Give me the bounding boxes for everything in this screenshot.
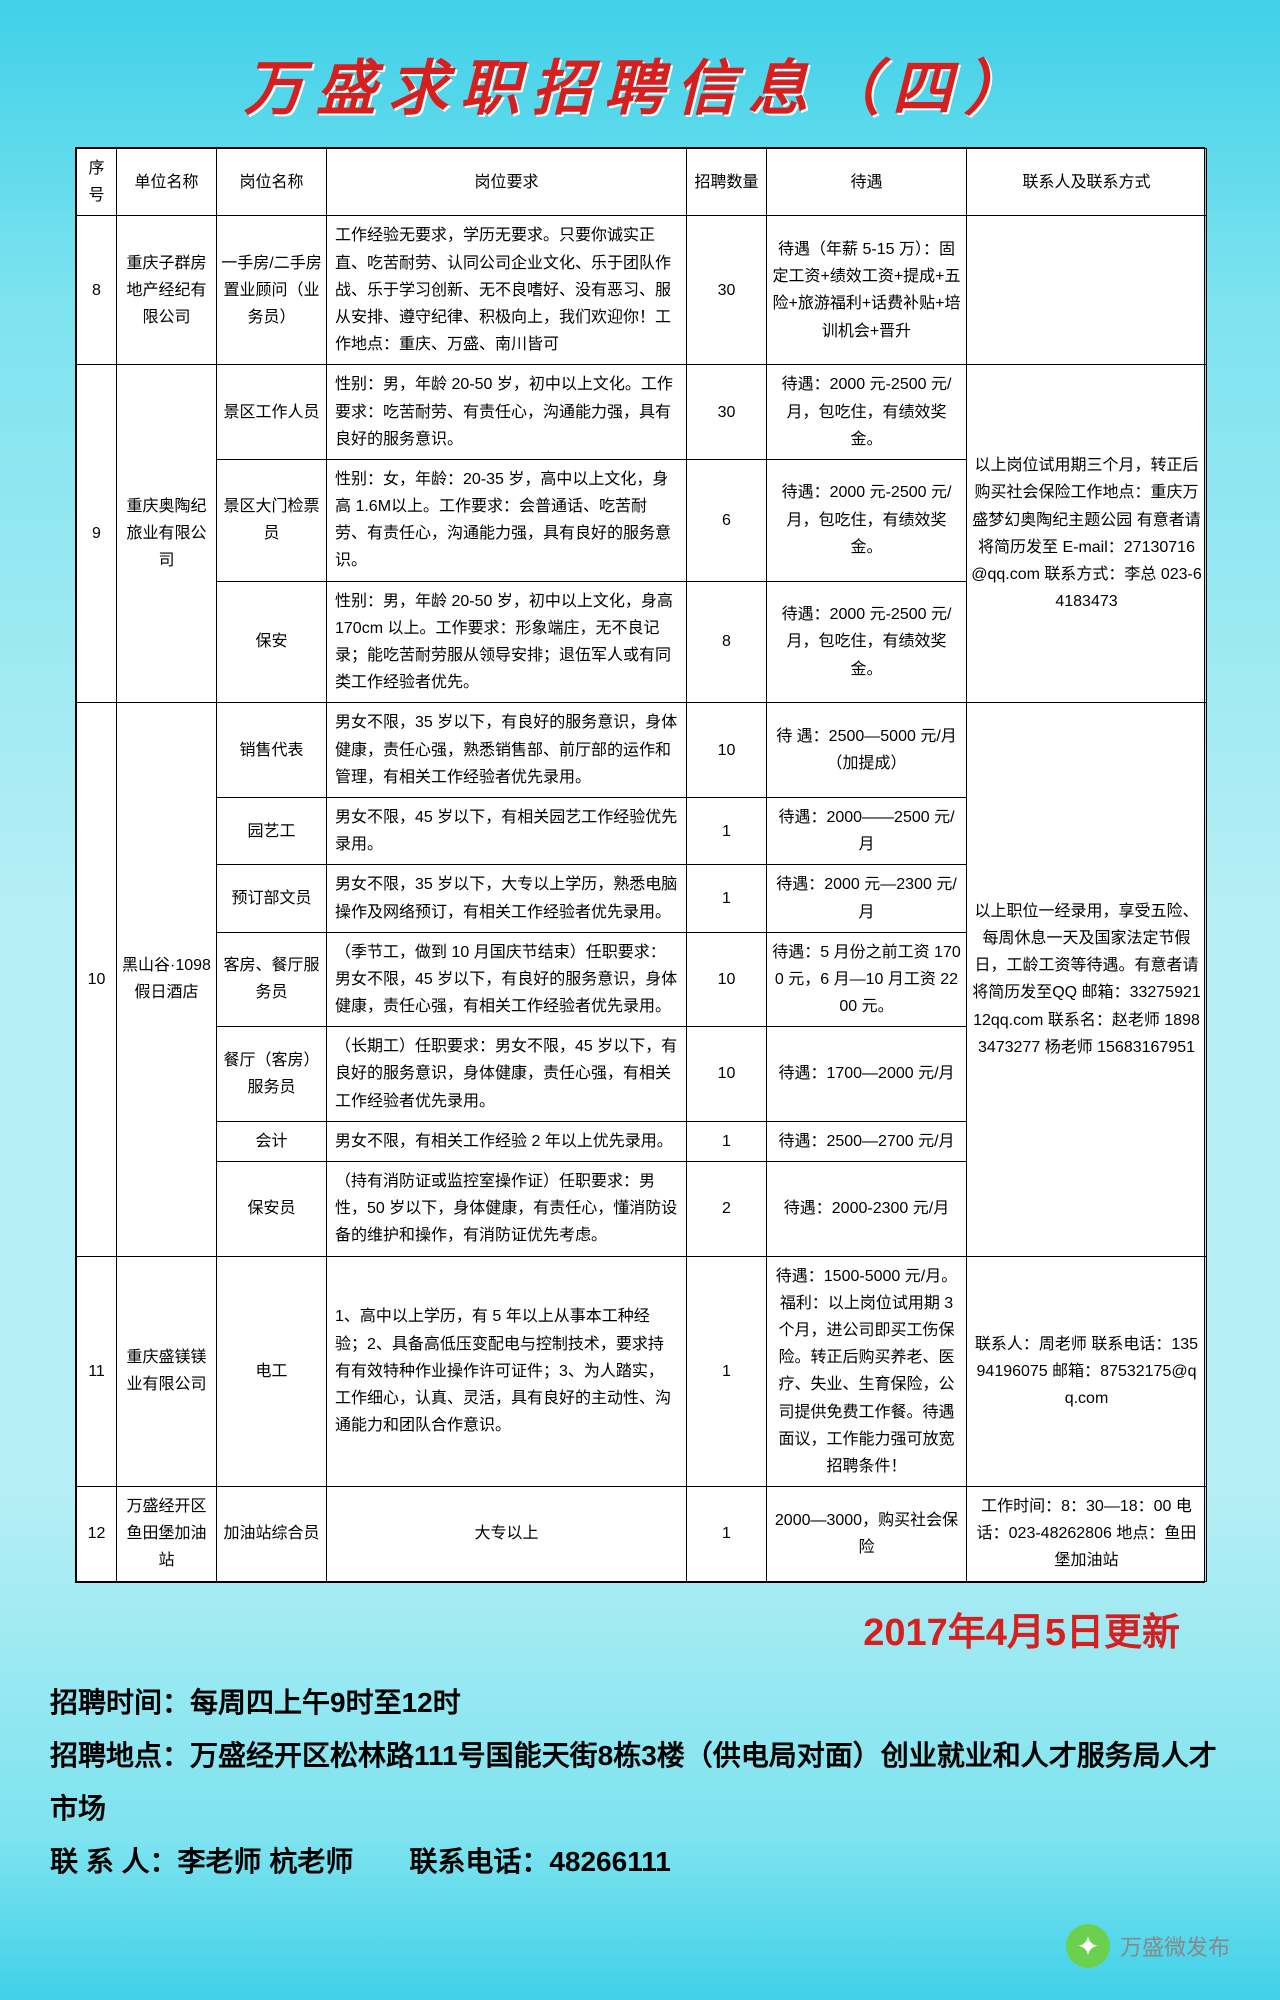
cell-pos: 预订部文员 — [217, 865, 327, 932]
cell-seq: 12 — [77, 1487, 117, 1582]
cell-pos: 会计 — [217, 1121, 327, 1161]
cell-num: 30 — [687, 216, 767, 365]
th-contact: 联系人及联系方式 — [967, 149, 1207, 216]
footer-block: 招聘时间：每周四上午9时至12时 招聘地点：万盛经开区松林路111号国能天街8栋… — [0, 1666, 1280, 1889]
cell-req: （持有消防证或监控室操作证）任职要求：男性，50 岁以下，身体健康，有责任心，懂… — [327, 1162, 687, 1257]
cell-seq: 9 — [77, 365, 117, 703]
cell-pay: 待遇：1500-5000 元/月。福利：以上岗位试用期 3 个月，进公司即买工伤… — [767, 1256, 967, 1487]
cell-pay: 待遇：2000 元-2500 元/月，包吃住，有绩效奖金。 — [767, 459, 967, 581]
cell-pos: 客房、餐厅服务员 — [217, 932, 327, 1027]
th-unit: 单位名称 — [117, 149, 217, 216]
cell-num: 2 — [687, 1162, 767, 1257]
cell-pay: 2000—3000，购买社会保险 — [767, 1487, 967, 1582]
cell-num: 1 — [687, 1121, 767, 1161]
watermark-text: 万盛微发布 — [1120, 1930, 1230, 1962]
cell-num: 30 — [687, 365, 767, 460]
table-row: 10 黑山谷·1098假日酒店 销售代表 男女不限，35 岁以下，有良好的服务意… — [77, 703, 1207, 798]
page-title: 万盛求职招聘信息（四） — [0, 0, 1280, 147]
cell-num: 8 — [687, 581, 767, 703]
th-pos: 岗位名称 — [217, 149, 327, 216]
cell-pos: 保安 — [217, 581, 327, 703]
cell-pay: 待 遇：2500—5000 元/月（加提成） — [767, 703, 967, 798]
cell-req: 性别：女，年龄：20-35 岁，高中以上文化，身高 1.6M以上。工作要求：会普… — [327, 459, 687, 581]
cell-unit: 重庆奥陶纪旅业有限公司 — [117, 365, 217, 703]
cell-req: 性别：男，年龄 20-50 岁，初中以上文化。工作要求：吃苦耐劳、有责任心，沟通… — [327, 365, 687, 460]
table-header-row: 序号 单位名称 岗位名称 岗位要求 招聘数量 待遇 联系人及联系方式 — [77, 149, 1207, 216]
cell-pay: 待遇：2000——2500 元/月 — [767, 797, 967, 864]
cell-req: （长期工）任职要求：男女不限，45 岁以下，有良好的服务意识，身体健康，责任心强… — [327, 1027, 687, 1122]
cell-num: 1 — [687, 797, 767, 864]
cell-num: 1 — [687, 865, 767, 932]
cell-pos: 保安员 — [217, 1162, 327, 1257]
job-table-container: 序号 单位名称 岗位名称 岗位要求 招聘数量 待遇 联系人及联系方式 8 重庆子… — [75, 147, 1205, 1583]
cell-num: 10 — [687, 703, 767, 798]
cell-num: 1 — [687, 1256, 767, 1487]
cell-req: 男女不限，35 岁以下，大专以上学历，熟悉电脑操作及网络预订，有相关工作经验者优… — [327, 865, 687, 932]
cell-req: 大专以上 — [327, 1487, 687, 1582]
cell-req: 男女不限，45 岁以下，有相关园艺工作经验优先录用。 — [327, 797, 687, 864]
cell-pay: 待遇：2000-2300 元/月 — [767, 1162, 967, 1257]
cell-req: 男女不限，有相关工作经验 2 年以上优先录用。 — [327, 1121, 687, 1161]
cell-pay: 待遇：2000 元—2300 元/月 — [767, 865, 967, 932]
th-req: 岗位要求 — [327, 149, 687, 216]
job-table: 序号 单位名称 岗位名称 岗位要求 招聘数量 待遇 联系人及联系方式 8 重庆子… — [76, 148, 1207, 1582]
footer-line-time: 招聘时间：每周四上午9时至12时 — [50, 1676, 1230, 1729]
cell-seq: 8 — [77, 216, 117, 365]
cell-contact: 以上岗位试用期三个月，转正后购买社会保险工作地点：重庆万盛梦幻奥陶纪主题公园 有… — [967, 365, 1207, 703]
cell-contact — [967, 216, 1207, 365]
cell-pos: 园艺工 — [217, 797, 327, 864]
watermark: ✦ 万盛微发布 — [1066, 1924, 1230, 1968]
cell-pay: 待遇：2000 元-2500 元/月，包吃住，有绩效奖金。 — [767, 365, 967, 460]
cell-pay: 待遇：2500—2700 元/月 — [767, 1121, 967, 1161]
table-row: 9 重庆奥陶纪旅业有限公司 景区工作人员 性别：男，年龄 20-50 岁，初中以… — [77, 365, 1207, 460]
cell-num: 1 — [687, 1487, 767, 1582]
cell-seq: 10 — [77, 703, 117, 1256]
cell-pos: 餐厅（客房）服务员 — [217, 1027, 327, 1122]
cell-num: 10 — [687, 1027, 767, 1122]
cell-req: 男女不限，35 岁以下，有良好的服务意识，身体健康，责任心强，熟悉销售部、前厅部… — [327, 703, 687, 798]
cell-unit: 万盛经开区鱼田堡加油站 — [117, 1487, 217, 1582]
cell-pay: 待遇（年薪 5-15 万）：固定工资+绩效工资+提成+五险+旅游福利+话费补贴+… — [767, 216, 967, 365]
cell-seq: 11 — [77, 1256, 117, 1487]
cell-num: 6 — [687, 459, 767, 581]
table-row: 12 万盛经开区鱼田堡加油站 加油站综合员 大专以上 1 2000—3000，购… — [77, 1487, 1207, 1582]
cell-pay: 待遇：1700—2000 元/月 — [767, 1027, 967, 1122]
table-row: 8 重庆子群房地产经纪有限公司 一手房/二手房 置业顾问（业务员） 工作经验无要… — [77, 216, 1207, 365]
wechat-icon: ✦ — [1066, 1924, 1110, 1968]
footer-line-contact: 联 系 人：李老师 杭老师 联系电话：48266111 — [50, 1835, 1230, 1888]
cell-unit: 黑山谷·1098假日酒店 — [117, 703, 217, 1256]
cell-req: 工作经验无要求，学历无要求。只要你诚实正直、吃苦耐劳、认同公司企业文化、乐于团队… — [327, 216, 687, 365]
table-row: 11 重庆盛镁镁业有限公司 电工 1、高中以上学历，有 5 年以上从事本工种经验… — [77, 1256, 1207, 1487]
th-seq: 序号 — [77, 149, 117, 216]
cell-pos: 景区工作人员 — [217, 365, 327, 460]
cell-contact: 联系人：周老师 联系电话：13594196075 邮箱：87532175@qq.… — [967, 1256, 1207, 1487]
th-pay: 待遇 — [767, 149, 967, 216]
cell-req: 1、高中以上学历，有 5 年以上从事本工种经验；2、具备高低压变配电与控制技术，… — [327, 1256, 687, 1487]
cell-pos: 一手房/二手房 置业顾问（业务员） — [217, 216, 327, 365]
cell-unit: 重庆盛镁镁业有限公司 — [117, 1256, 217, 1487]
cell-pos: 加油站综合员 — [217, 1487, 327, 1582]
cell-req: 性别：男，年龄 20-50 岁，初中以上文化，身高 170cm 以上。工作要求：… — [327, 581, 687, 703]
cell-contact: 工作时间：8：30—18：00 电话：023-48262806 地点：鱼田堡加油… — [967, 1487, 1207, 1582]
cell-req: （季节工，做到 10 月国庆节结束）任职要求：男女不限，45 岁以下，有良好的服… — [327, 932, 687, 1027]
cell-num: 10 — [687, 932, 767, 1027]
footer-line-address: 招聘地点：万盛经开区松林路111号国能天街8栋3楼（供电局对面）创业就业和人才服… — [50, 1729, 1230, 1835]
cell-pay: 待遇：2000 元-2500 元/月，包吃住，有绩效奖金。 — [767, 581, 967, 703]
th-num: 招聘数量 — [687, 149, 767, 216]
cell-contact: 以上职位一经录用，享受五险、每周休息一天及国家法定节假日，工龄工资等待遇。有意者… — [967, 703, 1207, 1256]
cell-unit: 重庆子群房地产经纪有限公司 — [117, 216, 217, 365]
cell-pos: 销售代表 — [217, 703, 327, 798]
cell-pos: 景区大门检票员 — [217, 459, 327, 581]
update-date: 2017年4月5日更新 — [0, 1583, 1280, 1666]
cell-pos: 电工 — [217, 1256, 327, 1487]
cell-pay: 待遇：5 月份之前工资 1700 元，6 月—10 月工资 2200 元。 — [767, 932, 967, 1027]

□ □ □ □ □ □ □

» **DIRECTIONS**
Quote the lines between the one containing "cell-pos: 预订部文员 — [217, 865, 327, 932]" and the one containing "cell-pay: 待遇：2000——2500 元/月", inclusive.

» **SOLUTION BELOW**
cell-pos: 预订部文员 — [217, 865, 327, 932]
cell-seq: 12 — [77, 1487, 117, 1582]
cell-pos: 会计 — [217, 1121, 327, 1161]
cell-num: 30 — [687, 216, 767, 365]
th-contact: 联系人及联系方式 — [967, 149, 1207, 216]
footer-block: 招聘时间：每周四上午9时至12时 招聘地点：万盛经开区松林路111号国能天街8栋… — [0, 1666, 1280, 1889]
cell-req: （持有消防证或监控室操作证）任职要求：男性，50 岁以下，身体健康，有责任心，懂… — [327, 1162, 687, 1257]
cell-seq: 9 — [77, 365, 117, 703]
cell-pay: 待遇：1500-5000 元/月。福利：以上岗位试用期 3 个月，进公司即买工伤… — [767, 1256, 967, 1487]
cell-pay: 待遇：2000 元-2500 元/月，包吃住，有绩效奖金。 — [767, 459, 967, 581]
cell-pos: 客房、餐厅服务员 — [217, 932, 327, 1027]
th-unit: 单位名称 — [117, 149, 217, 216]
cell-num: 2 — [687, 1162, 767, 1257]
cell-pay: 2000—3000，购买社会保险 — [767, 1487, 967, 1582]
cell-num: 1 — [687, 1121, 767, 1161]
watermark-text: 万盛微发布 — [1120, 1930, 1230, 1962]
cell-num: 30 — [687, 365, 767, 460]
table-row: 10 黑山谷·1098假日酒店 销售代表 男女不限，35 岁以下，有良好的服务意… — [77, 703, 1207, 798]
page-title: 万盛求职招聘信息（四） — [0, 0, 1280, 147]
cell-num: 8 — [687, 581, 767, 703]
th-pos: 岗位名称 — [217, 149, 327, 216]
cell-pos: 保安 — [217, 581, 327, 703]
cell-pay: 待 遇：2500—5000 元/月（加提成） — [767, 703, 967, 798]
cell-req: 性别：女，年龄：20-35 岁，高中以上文化，身高 1.6M以上。工作要求：会普… — [327, 459, 687, 581]
cell-unit: 重庆奥陶纪旅业有限公司 — [117, 365, 217, 703]
cell-req: 性别：男，年龄 20-50 岁，初中以上文化。工作要求：吃苦耐劳、有责任心，沟通… — [327, 365, 687, 460]
table-header-row: 序号 单位名称 岗位名称 岗位要求 招聘数量 待遇 联系人及联系方式 — [77, 149, 1207, 216]
cell-pay: 待遇：2000——2500 元/月 — [767, 797, 967, 864]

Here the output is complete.